= Blatnaya pesnya =

Genre of Russian popular music

Blatnaya pesnya (блатная песня, "criminals' song") or blatnyak (блатняк) is a genre of Russian song characterized by depictions of criminal subculture and the urban underworld which are often romanticized and have criminally-perverted humor in nature.

== Terminology ==
In the post-Soviet era, blatnaya pesnya are marketed largely under the more generalized name "Russian chanson" (русский шансон). Coined in the 1990s, "Russian chanson" has become a marketing neologism akin to world music. Some collections identify these songs as ulichnaia pesnia or "street songs" (уличные песни), allowing for the inclusion of pieces that do not explicitly involve references to criminal behaviour. According to Robert A. Rothstein, this terminological fluidity: "reflects the fact that what makes a song blatnaia is more a question of style and tone than of literal content."

== Characteristics ==
Thematically, blatnaya pesnya focus on injustice and oppression under a political system, depictions of prison life, and celebrations of criminal life and thieves' code of honour. These themes are sometimes combined with sexual innuendo as well as elements of irony and humour. The use of fenya, an underworld slang, is characteristic of blatnaya pesnya lyrics. Also known as blatnoy language (блатной язык), fenya follows the grammatical structure of the Russian language, but borrows vocabulary from Ukrainian and Yiddish, as well as other languages, including French and Greek. In terms of structure, blatnaya pesnya generally lack choruses, instead consisting of long narratives composed strictly of verses.

## [GIVEN INFORMATION]
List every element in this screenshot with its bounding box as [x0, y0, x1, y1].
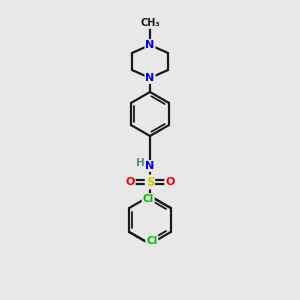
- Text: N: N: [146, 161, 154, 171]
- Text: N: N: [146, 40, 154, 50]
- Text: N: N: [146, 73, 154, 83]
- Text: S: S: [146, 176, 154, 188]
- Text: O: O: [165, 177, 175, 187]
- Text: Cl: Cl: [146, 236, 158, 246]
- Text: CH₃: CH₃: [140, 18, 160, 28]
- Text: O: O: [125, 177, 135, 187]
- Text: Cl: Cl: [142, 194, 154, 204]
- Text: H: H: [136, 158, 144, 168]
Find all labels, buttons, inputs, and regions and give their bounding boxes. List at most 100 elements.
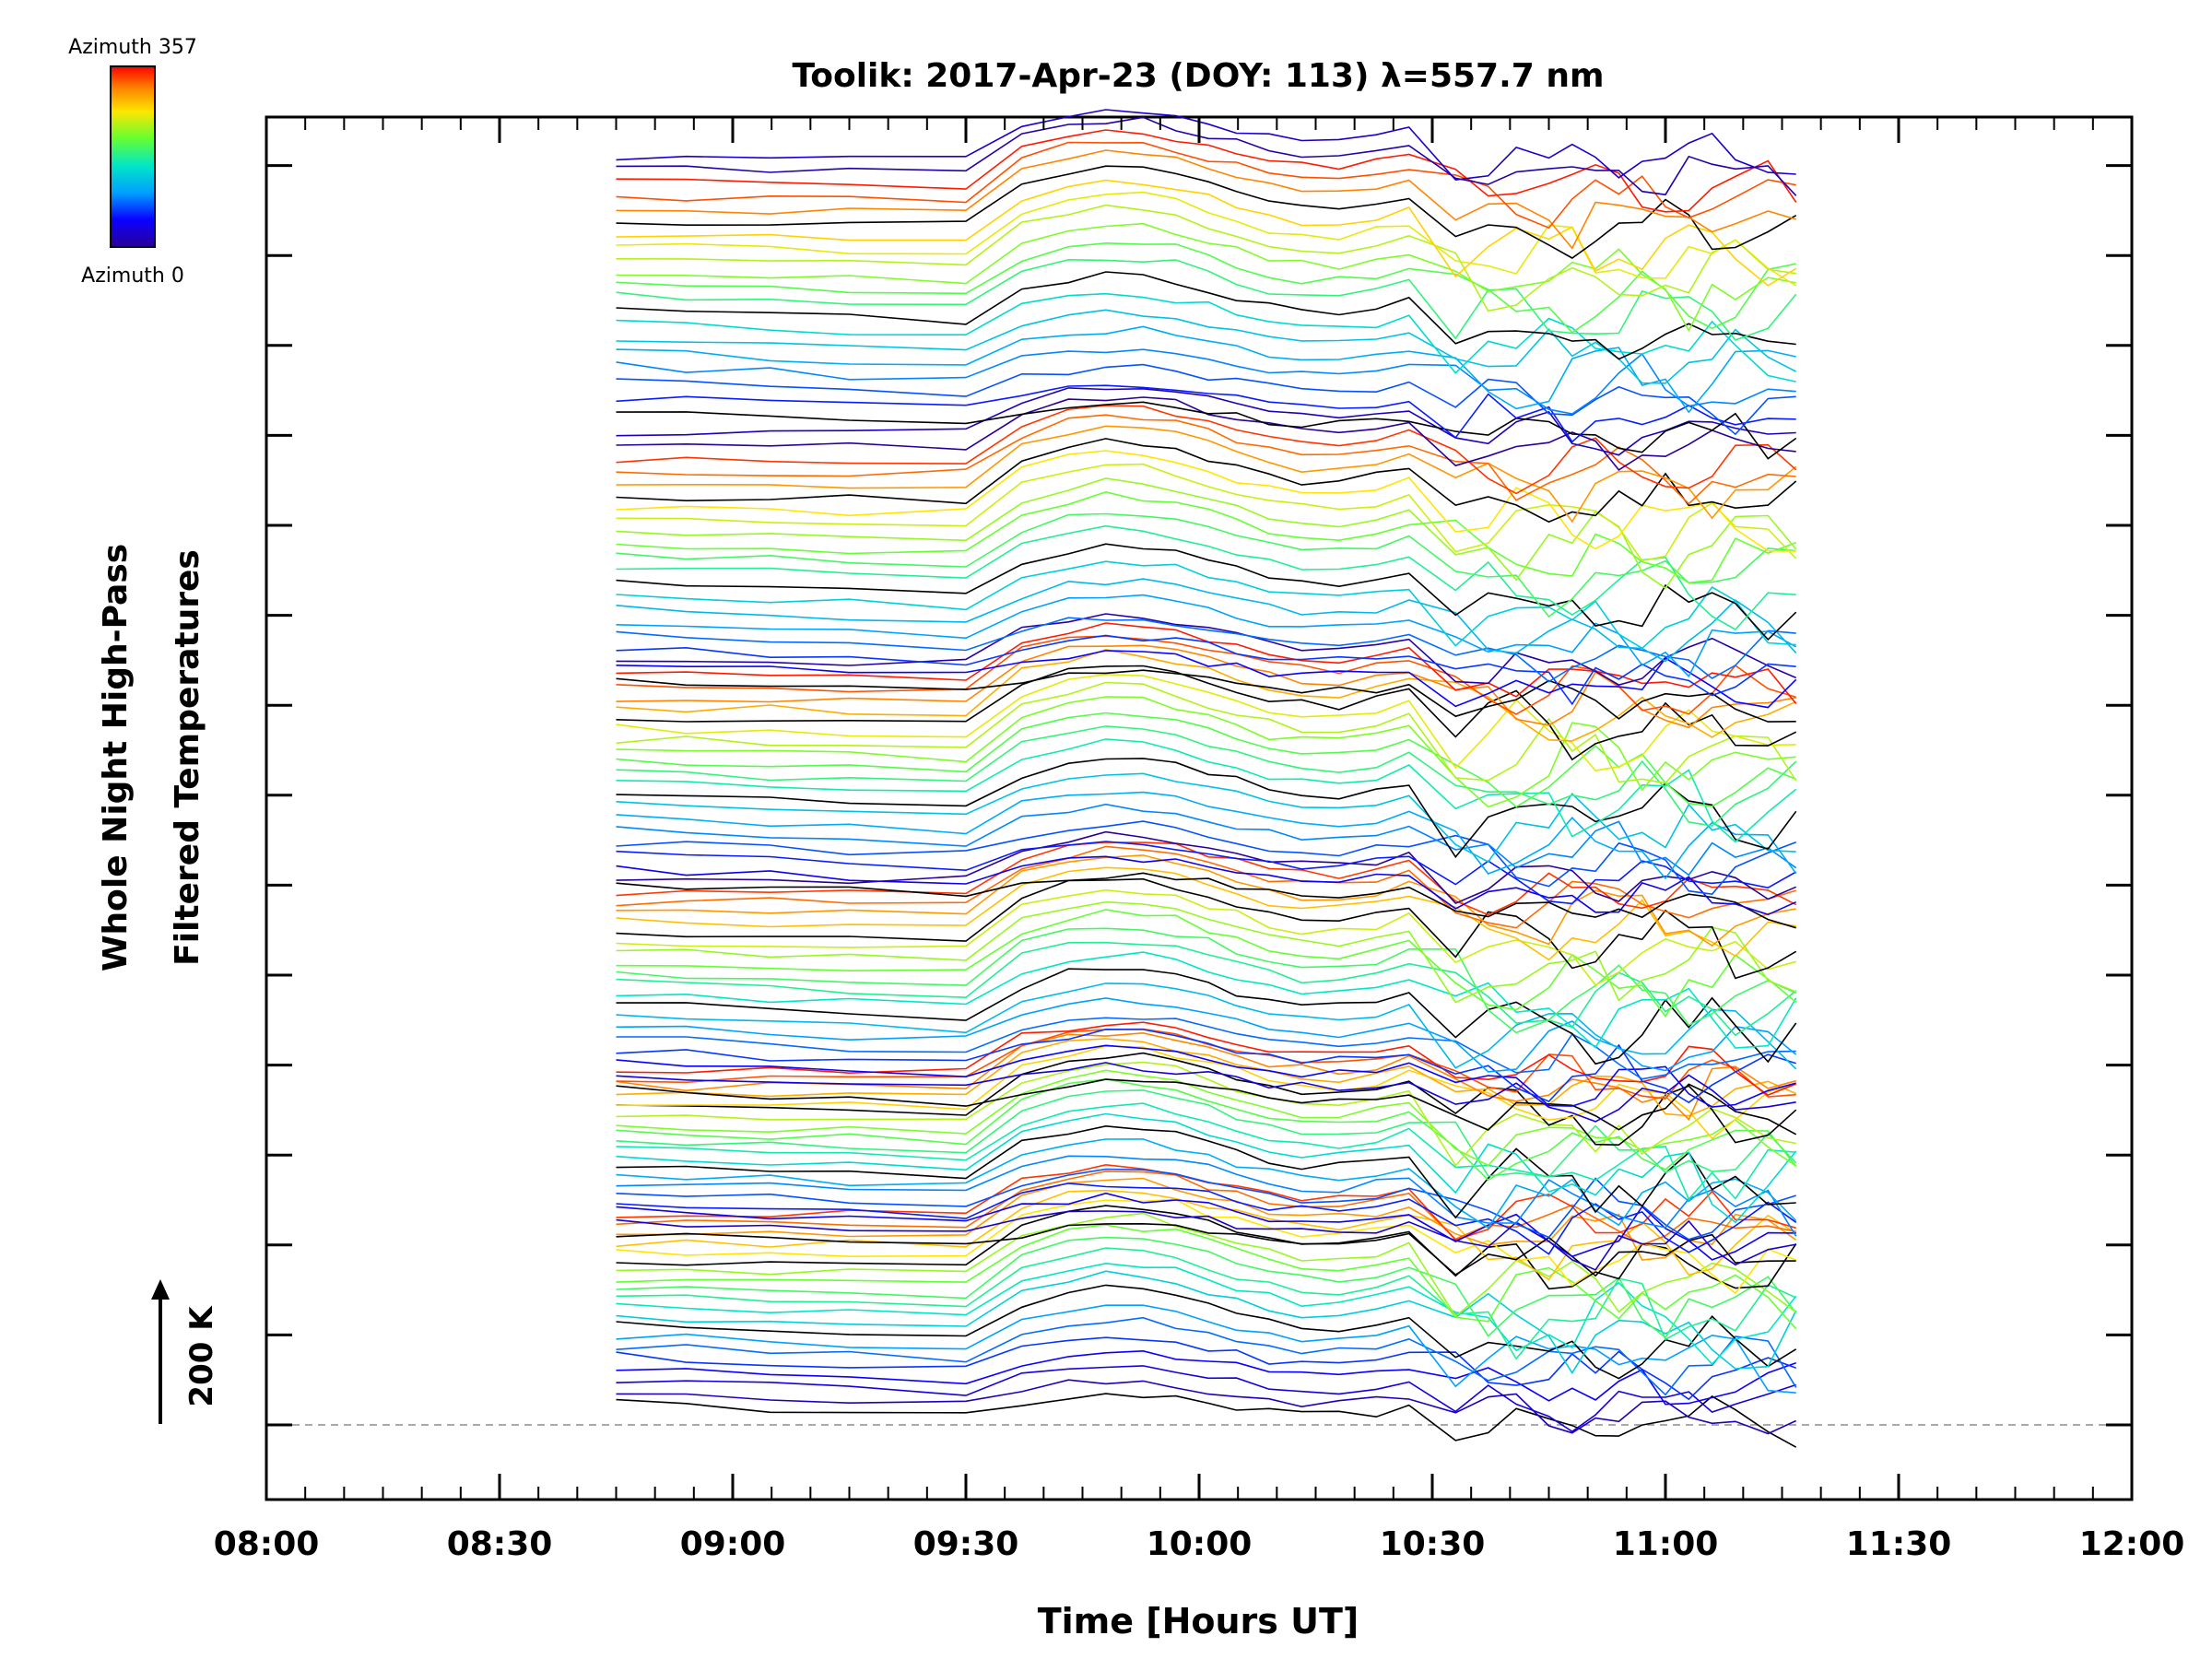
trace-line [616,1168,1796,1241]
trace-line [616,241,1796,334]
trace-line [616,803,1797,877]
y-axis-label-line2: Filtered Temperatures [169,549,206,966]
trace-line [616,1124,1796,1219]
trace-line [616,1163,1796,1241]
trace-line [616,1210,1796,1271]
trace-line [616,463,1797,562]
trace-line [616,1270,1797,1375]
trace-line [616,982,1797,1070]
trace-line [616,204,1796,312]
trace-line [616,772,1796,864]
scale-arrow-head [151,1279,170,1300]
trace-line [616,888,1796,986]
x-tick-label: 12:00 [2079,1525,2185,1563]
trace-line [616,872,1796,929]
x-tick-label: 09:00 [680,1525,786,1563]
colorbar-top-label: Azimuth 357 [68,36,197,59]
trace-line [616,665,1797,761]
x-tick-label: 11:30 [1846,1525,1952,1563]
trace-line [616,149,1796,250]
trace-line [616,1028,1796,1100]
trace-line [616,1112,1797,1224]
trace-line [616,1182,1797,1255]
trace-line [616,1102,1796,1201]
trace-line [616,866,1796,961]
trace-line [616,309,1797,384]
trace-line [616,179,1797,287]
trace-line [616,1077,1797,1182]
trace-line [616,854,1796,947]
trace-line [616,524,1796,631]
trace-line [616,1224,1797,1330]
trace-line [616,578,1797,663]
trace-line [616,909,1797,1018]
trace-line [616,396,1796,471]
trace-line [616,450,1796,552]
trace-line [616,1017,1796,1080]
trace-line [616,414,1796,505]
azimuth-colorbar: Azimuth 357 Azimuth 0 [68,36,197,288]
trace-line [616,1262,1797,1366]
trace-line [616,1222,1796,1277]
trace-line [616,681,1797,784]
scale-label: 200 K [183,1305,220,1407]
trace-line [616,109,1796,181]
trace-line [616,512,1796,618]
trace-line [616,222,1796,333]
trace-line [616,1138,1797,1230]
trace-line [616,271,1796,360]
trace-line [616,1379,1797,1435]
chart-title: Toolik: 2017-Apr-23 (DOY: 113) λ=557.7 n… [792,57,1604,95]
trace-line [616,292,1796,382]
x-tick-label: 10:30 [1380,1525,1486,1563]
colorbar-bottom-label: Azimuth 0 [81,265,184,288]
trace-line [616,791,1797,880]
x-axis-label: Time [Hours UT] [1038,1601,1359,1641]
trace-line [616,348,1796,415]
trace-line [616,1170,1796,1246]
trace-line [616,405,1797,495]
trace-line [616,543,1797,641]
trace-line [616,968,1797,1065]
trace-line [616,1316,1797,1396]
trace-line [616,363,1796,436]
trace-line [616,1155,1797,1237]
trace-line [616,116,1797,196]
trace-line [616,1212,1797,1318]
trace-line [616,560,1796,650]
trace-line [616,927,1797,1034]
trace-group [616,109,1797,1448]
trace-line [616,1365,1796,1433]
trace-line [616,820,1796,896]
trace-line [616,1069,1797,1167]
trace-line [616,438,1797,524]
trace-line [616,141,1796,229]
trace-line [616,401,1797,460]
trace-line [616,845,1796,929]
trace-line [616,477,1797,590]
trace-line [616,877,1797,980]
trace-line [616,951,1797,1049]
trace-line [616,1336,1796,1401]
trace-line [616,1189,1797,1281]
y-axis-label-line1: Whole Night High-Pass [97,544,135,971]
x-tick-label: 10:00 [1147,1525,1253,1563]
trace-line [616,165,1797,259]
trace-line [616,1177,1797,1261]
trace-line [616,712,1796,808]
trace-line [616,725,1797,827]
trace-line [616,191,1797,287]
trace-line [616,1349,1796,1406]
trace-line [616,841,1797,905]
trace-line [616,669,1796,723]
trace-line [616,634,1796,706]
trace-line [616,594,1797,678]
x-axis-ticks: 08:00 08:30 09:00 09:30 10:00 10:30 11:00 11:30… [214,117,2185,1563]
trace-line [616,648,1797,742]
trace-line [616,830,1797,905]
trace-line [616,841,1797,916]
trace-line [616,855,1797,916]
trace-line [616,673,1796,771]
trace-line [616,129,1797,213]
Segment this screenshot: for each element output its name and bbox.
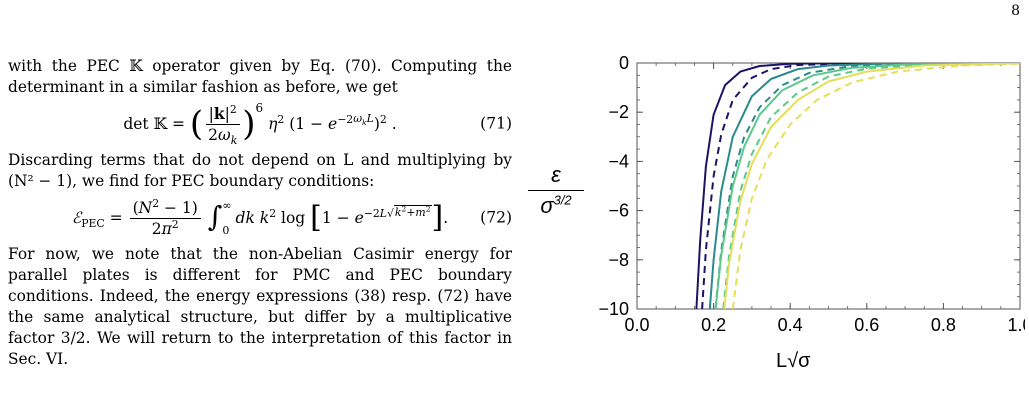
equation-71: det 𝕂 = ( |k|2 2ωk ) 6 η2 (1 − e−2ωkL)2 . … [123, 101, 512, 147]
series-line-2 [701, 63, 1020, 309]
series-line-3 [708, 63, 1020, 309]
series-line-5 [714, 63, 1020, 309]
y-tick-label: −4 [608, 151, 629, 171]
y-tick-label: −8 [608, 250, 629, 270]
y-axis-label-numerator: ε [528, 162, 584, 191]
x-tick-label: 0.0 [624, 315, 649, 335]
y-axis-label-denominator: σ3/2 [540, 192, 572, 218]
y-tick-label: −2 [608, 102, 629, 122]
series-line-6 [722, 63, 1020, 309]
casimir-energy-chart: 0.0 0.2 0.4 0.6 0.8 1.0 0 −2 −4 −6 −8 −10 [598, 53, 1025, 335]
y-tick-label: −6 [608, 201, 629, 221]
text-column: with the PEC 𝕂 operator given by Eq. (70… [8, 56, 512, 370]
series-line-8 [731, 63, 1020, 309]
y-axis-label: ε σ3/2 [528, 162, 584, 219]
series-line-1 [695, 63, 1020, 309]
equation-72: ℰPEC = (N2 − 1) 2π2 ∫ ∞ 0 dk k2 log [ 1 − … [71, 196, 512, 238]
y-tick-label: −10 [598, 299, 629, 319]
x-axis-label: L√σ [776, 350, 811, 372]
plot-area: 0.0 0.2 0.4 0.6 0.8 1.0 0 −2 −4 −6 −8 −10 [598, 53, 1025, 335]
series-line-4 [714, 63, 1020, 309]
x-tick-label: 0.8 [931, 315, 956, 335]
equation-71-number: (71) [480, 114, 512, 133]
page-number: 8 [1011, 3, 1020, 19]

## [WHAT IS REQUIRED]
Extend the article on blatnaya pesnya past its final sentence, writing in the same encyclopedic style.

## [OUTPUT OF THE EXERCISE]
Blatnaya pesnya have simple melodies, and root position tonic, dominant, and subdominant chords largely constitute the harmonic accompaniment. Consistent oscillation between tonic and dominant chords generally characterize the harmonic movement in these songs. Instrumentation varies, although contemporary songs make use of synthesizer sounds and supporting vocal arrangements. Blatnaya pesnya (under the umbrella term shanson) have also been associated with Klezmer, with an interplay between the genres beginning in nineteenth-century Odessa. "Klezmer-blatnoi hybrids" continue to be performed today, such as the Yiddish satire "Mein Yihus" ("my elder brother is a card shark, my mother is a prostitute"). Instrumental similarities link the genres, including the prevalence of up-tempo clarinets, horns, and accordion.

=== Odessa and Jewish identity ===
During the Soviet era, the multi-ethnic port city of Odessa served as the center for blatnaya pesnya, both literally and metaphorically. Odessa is a frequent subject in blatnaya pesnya, and the city took on a mythical role as the cradle of Jewish gangster culture. Blatnaya pesnya are steeped in the mythology of Old Odessa, a city of excess, and a paradise for thieves, where a prominent Russian-Jewish culture was associated with both wealth and sin.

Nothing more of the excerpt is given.